## Begin Text extract

Thursday, July 14, 2005

and i'm so sad
like a good book, i can't put this day back

Once upon a time, there lived a girl who wanted to be a mermaid. It was not that she liked the seawater, or the fishy friends, or the clamshell bras. She did fancy the fishtail, but that wasn't the point. Just like the other little girls who wanted to be Cinderella or Sleeping Beauty or Princess Jasmine, this little girl wanted to be a mermaid so she could meet her Prince Eric, fight an emotional battle and overcome sea witches and culture shocks, and have her Happily Ever After.

Isn't it wonderful that in reality, our life books don't close with the end of our first fairytale? If one promising fairytale doesn't end with rainbows and bouncing animals, it doesn't mean our lives are written off as Hans Christian Andersen tragedies. There's always the next chapter, there's always room for another story. Once upon a time, my fairytale was "that dizzy dancing way you feel", mysteries upon mysteries, ambiguities piled up into pink clouds of April and old photographs of timeless creatures and timeless emotions. We grow up; i grew out of it. I used to think it hopelessly tragic that things moved on and that memories were replaced by new ones. I felt that memories had lives of their owns, and to treasure a memory no more was to kill it and deprive your life of beauty. But no one would be happy that way. Everyone would be living in the past and never making new memories.

## End Text extract
## Begin Data records

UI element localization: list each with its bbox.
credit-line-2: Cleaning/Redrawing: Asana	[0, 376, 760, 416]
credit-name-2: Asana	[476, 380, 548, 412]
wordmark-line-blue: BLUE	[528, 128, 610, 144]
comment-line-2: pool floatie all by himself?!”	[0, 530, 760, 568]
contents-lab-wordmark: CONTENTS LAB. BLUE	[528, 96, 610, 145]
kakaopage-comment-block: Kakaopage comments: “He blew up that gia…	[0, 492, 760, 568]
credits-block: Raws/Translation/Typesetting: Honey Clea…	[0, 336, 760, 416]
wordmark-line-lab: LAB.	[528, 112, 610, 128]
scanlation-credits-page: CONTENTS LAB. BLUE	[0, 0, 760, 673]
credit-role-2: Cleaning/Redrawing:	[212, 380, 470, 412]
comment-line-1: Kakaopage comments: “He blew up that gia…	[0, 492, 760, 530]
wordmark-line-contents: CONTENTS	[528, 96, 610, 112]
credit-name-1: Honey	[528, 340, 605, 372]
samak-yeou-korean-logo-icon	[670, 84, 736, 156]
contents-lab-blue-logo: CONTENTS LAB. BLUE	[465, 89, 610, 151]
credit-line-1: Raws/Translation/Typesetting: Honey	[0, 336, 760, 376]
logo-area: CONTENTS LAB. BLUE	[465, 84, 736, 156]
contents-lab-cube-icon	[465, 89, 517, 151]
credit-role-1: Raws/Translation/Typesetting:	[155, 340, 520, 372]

## End Data records

Exercise set -
• a. Name every character the blog post says the other little girls wanted to be.
• b. Answer these from the blog post above:
(i) On what date was it posted?
(ii) Whose tragedies does it mention?
(iii) What did the girl in the opening story want to be?
• c. For each statement, say whether it agrees with the blog post, and quote the words that settle it.
(i) The girl wanted to be a mermaid because she liked the seawater.
(ii) The writer once thought it tragic that memories were replaced by new ones.
(iii) The writer says people would be happy living in the past.

Outputs -
• a. Cinderella, Sleeping Beauty, Princess Jasmine

• b.
(i) Thursday, July 14, 2005
(ii) Hans Christian Andersen's
(iii) A mermaid

• c.
(i) No: "It was not that she liked the seawater"
(ii) Yes: "I used to think it hopelessly tragic that things moved on and that memories were replaced by new ones."
(iii) No: "But no one would be happy that way."